> RECORD LIST:
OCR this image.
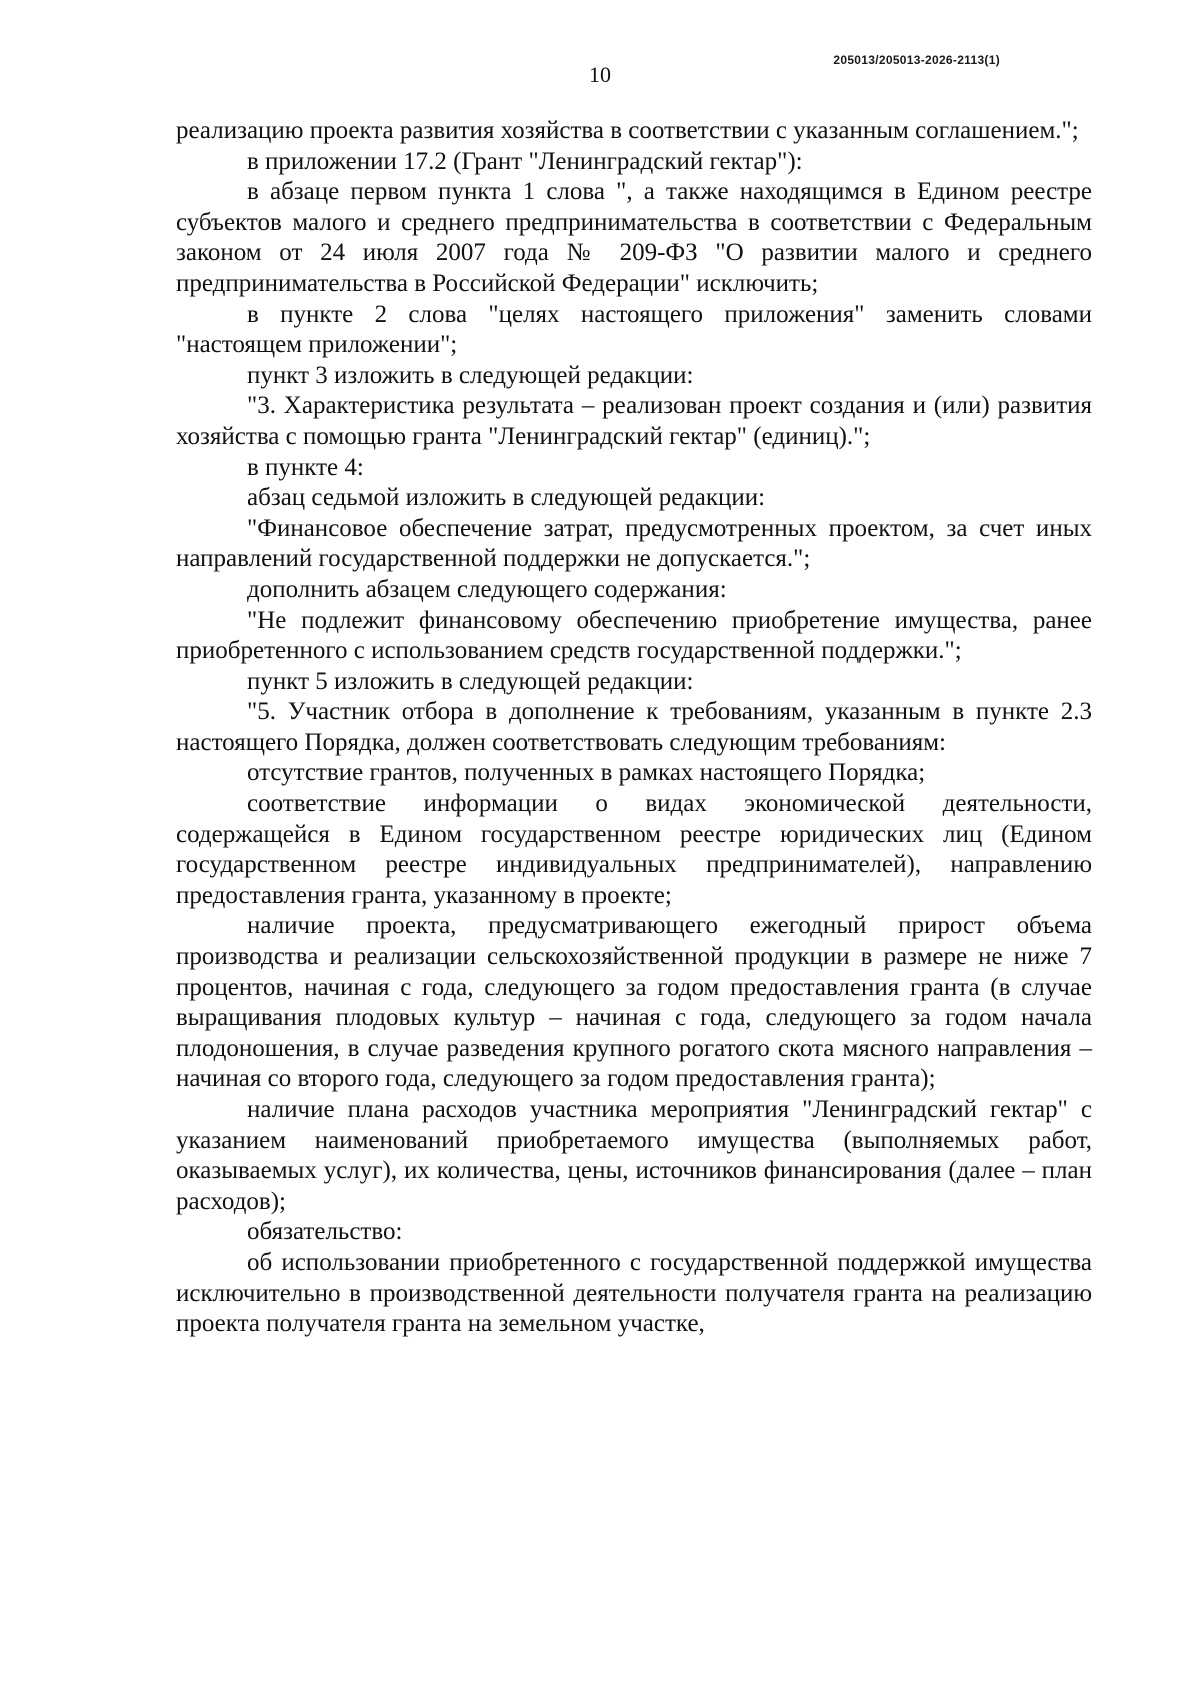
205013/205013-2026-2113(1)
10

реализацию проекта развития хозяйства в соответствии с указанным соглашением.";

в приложении 17.2 (Грант "Ленинградский гектар"):

в абзаце первом пункта 1 слова ", а также находящимся в Едином реестре субъектов малого и среднего предпринимательства в соответствии с Федеральным законом от 24 июля 2007 года № 209-ФЗ "О развитии малого и среднего предпринимательства в Российской Федерации" исключить;

в пункте 2 слова "целях настоящего приложения" заменить словами "настоящем приложении";

пункт 3 изложить в следующей редакции:

"3. Характеристика результата – реализован проект создания и (или) развития хозяйства с помощью гранта "Ленинградский гектар" (единиц).";

в пункте 4:

абзац седьмой изложить в следующей редакции:

"Финансовое обеспечение затрат, предусмотренных проектом, за счет иных направлений государственной поддержки не допускается.";

дополнить абзацем следующего содержания:

"Не подлежит финансовому обеспечению приобретение имущества, ранее приобретенного с использованием средств государственной поддержки.";

пункт 5 изложить в следующей редакции:

"5. Участник отбора в дополнение к требованиям, указанным в пункте 2.3 настоящего Порядка, должен соответствовать следующим требованиям:

отсутствие грантов, полученных в рамках настоящего Порядка;

соответствие информации о видах экономической деятельности, содержащейся в Едином государственном реестре юридических лиц (Едином государственном реестре индивидуальных предпринимателей), направлению предоставления гранта, указанному в проекте;

наличие проекта, предусматривающего ежегодный прирост объема производства и реализации сельскохозяйственной продукции в размере не ниже 7 процентов, начиная с года, следующего за годом предоставления гранта (в случае выращивания плодовых культур – начиная с года, следующего за годом начала плодоношения, в случае разведения крупного рогатого скота мясного направления – начиная со второго года, следующего за годом предоставления гранта);

наличие плана расходов участника мероприятия "Ленинградский гектар" с указанием наименований приобретаемого имущества (выполняемых работ, оказываемых услуг), их количества, цены, источников финансирования (далее – план расходов);

обязательство:

об использовании приобретенного с государственной поддержкой имущества исключительно в производственной деятельности получателя гранта на реализацию проекта получателя гранта на земельном участке,
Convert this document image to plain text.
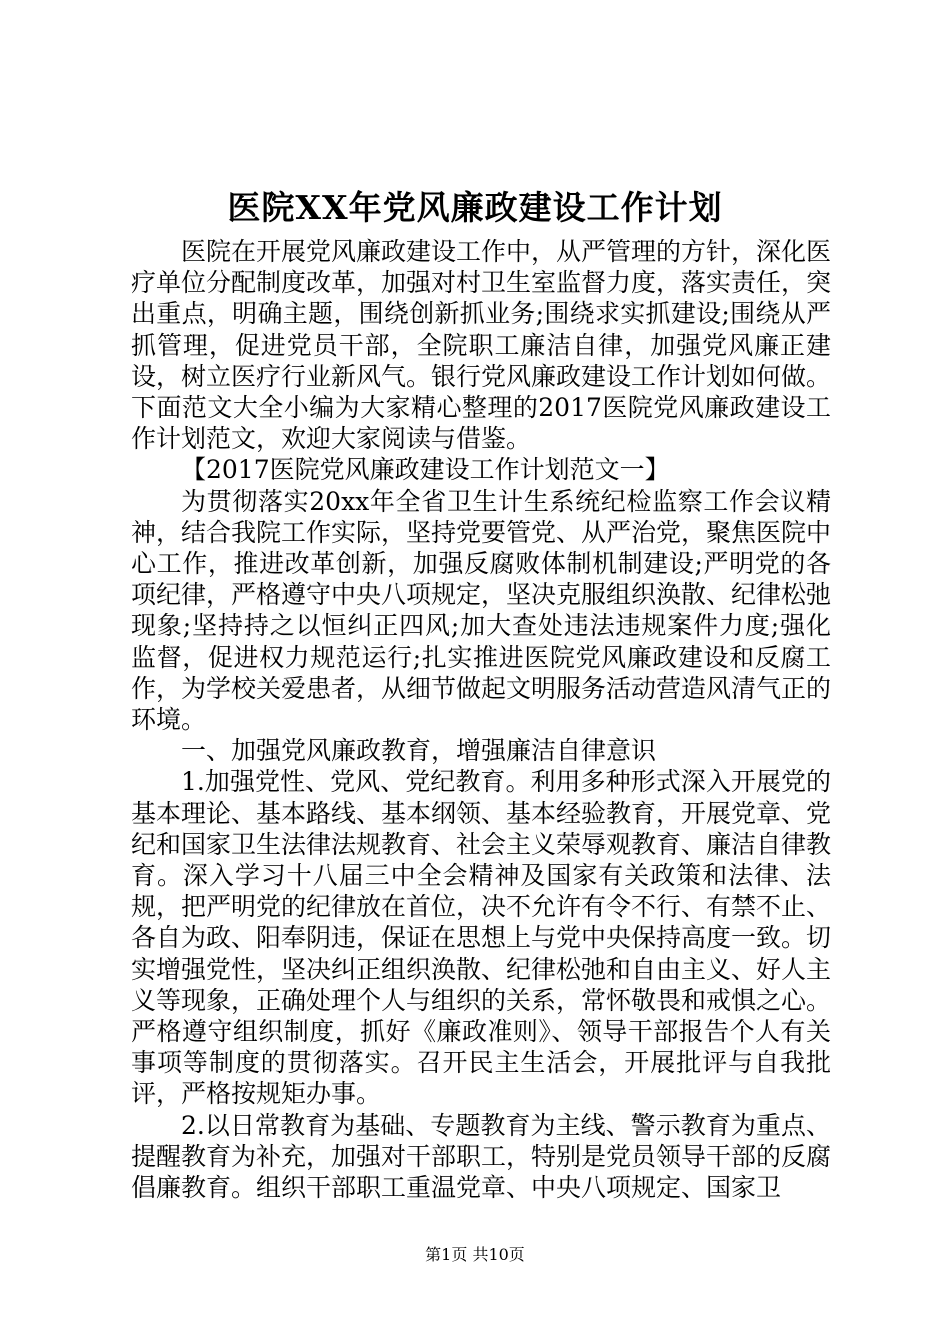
医院XX年党风廉政建设工作计划

医院在开展党风廉政建设工作中，从严管理的方针，深化医疗单位分配制度改革，加强对村卫生室监督力度，落实责任，突出重点，明确主题，围绕创新抓业务;围绕求实抓建设;围绕从严抓管理，促进党员干部，全院职工廉洁自律，加强党风廉正建设，树立医疗行业新风气。银行党风廉政建设工作计划如何做。下面范文大全小编为大家精心整理的2017医院党风廉政建设工作计划范文，欢迎大家阅读与借鉴。

【2017医院党风廉政建设工作计划范文一】

为贯彻落实20xx年全省卫生计生系统纪检监察工作会议精神，结合我院工作实际，坚持党要管党、从严治党，聚焦医院中心工作，推进改革创新，加强反腐败体制机制建设;严明党的各项纪律，严格遵守中央八项规定，坚决克服组织涣散、纪律松弛现象;坚持持之以恒纠正四风;加大查处违法违规案件力度;强化监督，促进权力规范运行;扎实推进医院党风廉政建设和反腐工作，为学校关爱患者，从细节做起文明服务活动营造风清气正的环境。

一、加强党风廉政教育，增强廉洁自律意识

1.加强党性、党风、党纪教育。利用多种形式深入开展党的基本理论、基本路线、基本纲领、基本经验教育，开展党章、党纪和国家卫生法律法规教育、社会主义荣辱观教育、廉洁自律教育。深入学习十八届三中全会精神及国家有关政策和法律、法规，把严明党的纪律放在首位，决不允许有令不行、有禁不止、各自为政、阳奉阴违，保证在思想上与党中央保持高度一致。切实增强党性，坚决纠正组织涣散、纪律松弛和自由主义、好人主义等现象，正确处理个人与组织的关系，常怀敬畏和戒惧之心。严格遵守组织制度，抓好《廉政准则》、领导干部报告个人有关事项等制度的贯彻落实。召开民主生活会，开展批评与自我批评，严格按规矩办事。

2.以日常教育为基础、专题教育为主线、警示教育为重点、提醒教育为补充，加强对干部职工，特别是党员领导干部的反腐倡廉教育。组织干部职工重温党章、中央八项规定、国家卫

第1页 共10页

> THE REQUEST:
Omit any images, then output the listing exactly.

> RESPONSE:
OCR this image.
205013/205013-2026-2113(1)
10

реализацию проекта развития хозяйства в соответствии с указанным соглашением.";

в приложении 17.2 (Грант "Ленинградский гектар"):

в абзаце первом пункта 1 слова ", а также находящимся в Едином реестре субъектов малого и среднего предпринимательства в соответствии с Федеральным законом от 24 июля 2007 года № 209-ФЗ "О развитии малого и среднего предпринимательства в Российской Федерации" исключить;

в пункте 2 слова "целях настоящего приложения" заменить словами "настоящем приложении";

пункт 3 изложить в следующей редакции:

"3. Характеристика результата – реализован проект создания и (или) развития хозяйства с помощью гранта "Ленинградский гектар" (единиц).";

в пункте 4:

абзац седьмой изложить в следующей редакции:

"Финансовое обеспечение затрат, предусмотренных проектом, за счет иных направлений государственной поддержки не допускается.";

дополнить абзацем следующего содержания:

"Не подлежит финансовому обеспечению приобретение имущества, ранее приобретенного с использованием средств государственной поддержки.";

пункт 5 изложить в следующей редакции:

"5. Участник отбора в дополнение к требованиям, указанным в пункте 2.3 настоящего Порядка, должен соответствовать следующим требованиям:

отсутствие грантов, полученных в рамках настоящего Порядка;

соответствие информации о видах экономической деятельности, содержащейся в Едином государственном реестре юридических лиц (Едином государственном реестре индивидуальных предпринимателей), направлению предоставления гранта, указанному в проекте;

наличие проекта, предусматривающего ежегодный прирост объема производства и реализации сельскохозяйственной продукции в размере не ниже 7 процентов, начиная с года, следующего за годом предоставления гранта (в случае выращивания плодовых культур – начиная с года, следующего за годом начала плодоношения, в случае разведения крупного рогатого скота мясного направления – начиная со второго года, следующего за годом предоставления гранта);

наличие плана расходов участника мероприятия "Ленинградский гектар" с указанием наименований приобретаемого имущества (выполняемых работ, оказываемых услуг), их количества, цены, источников финансирования (далее – план расходов);

обязательство:

об использовании приобретенного с государственной поддержкой имущества исключительно в производственной деятельности получателя гранта на реализацию проекта получателя гранта на земельном участке,
Convert this document image to plain text.
医院XX年党风廉政建设工作计划

医院在开展党风廉政建设工作中，从严管理的方针，深化医疗单位分配制度改革，加强对村卫生室监督力度，落实责任，突出重点，明确主题，围绕创新抓业务;围绕求实抓建设;围绕从严抓管理，促进党员干部，全院职工廉洁自律，加强党风廉正建设，树立医疗行业新风气。银行党风廉政建设工作计划如何做。下面范文大全小编为大家精心整理的2017医院党风廉政建设工作计划范文，欢迎大家阅读与借鉴。

【2017医院党风廉政建设工作计划范文一】

为贯彻落实20xx年全省卫生计生系统纪检监察工作会议精神，结合我院工作实际，坚持党要管党、从严治党，聚焦医院中心工作，推进改革创新，加强反腐败体制机制建设;严明党的各项纪律，严格遵守中央八项规定，坚决克服组织涣散、纪律松弛现象;坚持持之以恒纠正四风;加大查处违法违规案件力度;强化监督，促进权力规范运行;扎实推进医院党风廉政建设和反腐工作，为学校关爱患者，从细节做起文明服务活动营造风清气正的环境。

一、加强党风廉政教育，增强廉洁自律意识

1.加强党性、党风、党纪教育。利用多种形式深入开展党的基本理论、基本路线、基本纲领、基本经验教育，开展党章、党纪和国家卫生法律法规教育、社会主义荣辱观教育、廉洁自律教育。深入学习十八届三中全会精神及国家有关政策和法律、法规，把严明党的纪律放在首位，决不允许有令不行、有禁不止、各自为政、阳奉阴违，保证在思想上与党中央保持高度一致。切实增强党性，坚决纠正组织涣散、纪律松弛和自由主义、好人主义等现象，正确处理个人与组织的关系，常怀敬畏和戒惧之心。严格遵守组织制度，抓好《廉政准则》、领导干部报告个人有关事项等制度的贯彻落实。召开民主生活会，开展批评与自我批评，严格按规矩办事。

2.以日常教育为基础、专题教育为主线、警示教育为重点、提醒教育为补充，加强对干部职工，特别是党员领导干部的反腐倡廉教育。组织干部职工重温党章、中央八项规定、国家卫

第1页 共10页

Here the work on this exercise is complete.